# PROMPT:
Gather up every line from the entries below that uses the word "العين".
START LISTING
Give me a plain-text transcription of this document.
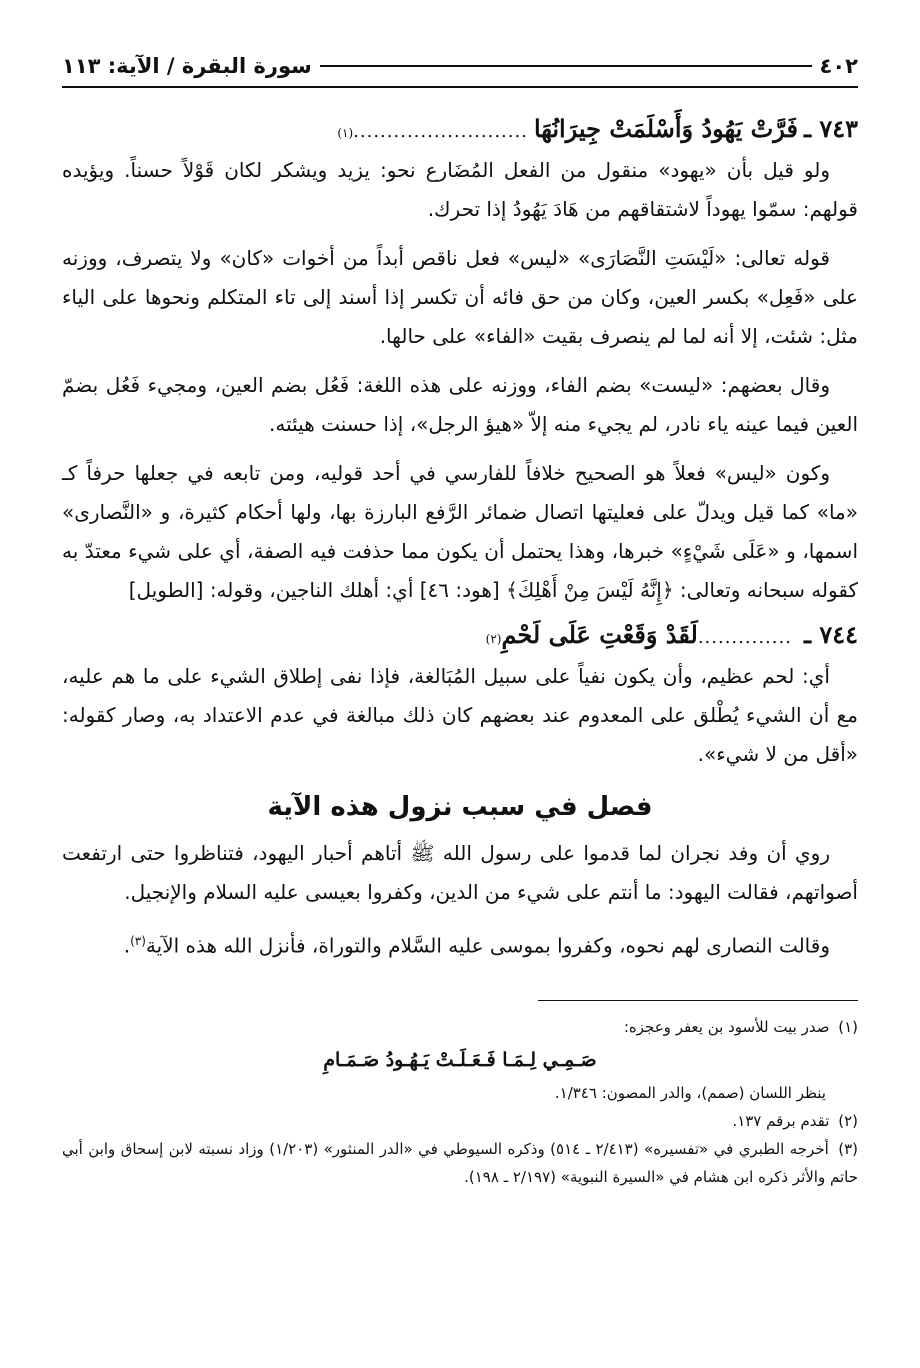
٤٠٢
سورة البقرة / الآية: ١١٣
٧٤٣ ـ
فَرَّتْ يَهُودُ وَأَسْلَمَتْ جِيرَانُهَا
..........................
(١)

ولو قيل بأن «يهود» منقول من الفعل المُضَارع نحو: يزيد ويشكر لكان قَوْلاً حسناً. ويؤيده قولهم: سمّوا يهوداً لاشتقاقهم من هَادَ يَهُودُ إذا تحرك.

قوله تعالى: «لَيْسَتِ النَّصَارَى» «ليس» فعل ناقص أبداً من أخوات «كان» ولا يتصرف، ووزنه على «فَعِل» بكسر العين، وكان من حق فائه أن تكسر إذا أسند إلى تاء المتكلم ونحوها على الياء مثل: شئت، إلا أنه لما لم ينصرف بقيت «الفاء» على حالها.

وقال بعضهم: «ليست» بضم الفاء، ووزنه على هذه اللغة: فَعُل بضم العين، ومجيء فَعُل بضمّ العين فيما عينه ياء نادر، لم يجيء منه إلاّ «هيؤ الرجل»، إذا حسنت هيئته.

وكون «ليس» فعلاً هو الصحيح خلافاً للفارسي في أحد قوليه، ومن تابعه في جعلها حرفاً كـ «ما» كما قيل ويدلّ على فعليتها اتصال ضمائر الرَّفع البارزة بها، ولها أحكام كثيرة، و «النَّصارى» اسمها، و «عَلَى شَيْءٍ» خبرها، وهذا يحتمل أن يكون مما حذفت فيه الصفة، أي على شيء معتدّ به كقوله سبحانه وتعالى: ﴿إِنَّهُ لَيْسَ مِنْ أَهْلِكَ﴾ [هود: ٤٦] أي: أهلك الناجين، وقوله: [الطويل]

٧٤٤ ـ
..............
لَقَدْ وَقَعْتِ عَلَى لَحْمِ
(٢)

أي: لحم عظيم، وأن يكون نفياً على سبيل المُبَالغة، فإذا نفى إطلاق الشيء على ما هم عليه، مع أن الشيء يُطْلق على المعدوم عند بعضهم كان ذلك مبالغة في عدم الاعتداد به، وصار كقوله: «أقل من لا شيء».

فصل في سبب نزول هذه الآية

روي أن وفد نجران لما قدموا على رسول الله ﷺ أتاهم أحبار اليهود، فتناظروا حتى ارتفعت أصواتهم، فقالت اليهود: ما أنتم على شيء من الدين، وكفروا بعيسى عليه السلام والإنجيل.

وقالت النصارى لهم نحوه، وكفروا بموسى عليه السَّلام والتوراة، فأنزل الله هذه الآية$^{(٣)}$.

(١) صدر بيت للأسود بن يعفر وعجزه:

صَـمِـي لِـمَـا فَـعَـلَـتْ يَـهُـودُ صَـمَـامِ

ينظر اللسان (صمم)، والدر المصون: ١/٣٤٦.

(٢) تقدم برقم ١٣٧.

(٣) أخرجه الطبري في «تفسيره» (٢/٤١٣ ـ ٥١٤) وذكره السيوطي في «الدر المنثور» (١/٢٠٣) وزاد نسبته لابن إسحاق وابن أبي حاتم والأثر ذكره ابن هشام في «السيرة النبوية» (٢/١٩٧ ـ ١٩٨).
END LISTING
# ANSWER FOR THE TASK:
قوله تعالى: «لَيْسَتِ النَّصَارَى» «ليس» فعل ناقص أبداً من أخوات «كان» ولا يتصرف، ووزنه على «فَعِل» بكسر العين، وكان من حق فائه أن تكسر إذا أسند إلى تاء المتكلم ونحوها على الياء مثل: شئت، إلا أنه لما لم ينصرف بقيت «الفاء» على حالها.
وقال بعضهم: «ليست» بضم الفاء، ووزنه على هذه اللغة: فَعُل بضم العين، ومجيء فَعُل بضمّ العين فيما عينه ياء نادر، لم يجيء منه إلاّ «هيؤ الرجل»، إذا حسنت هيئته.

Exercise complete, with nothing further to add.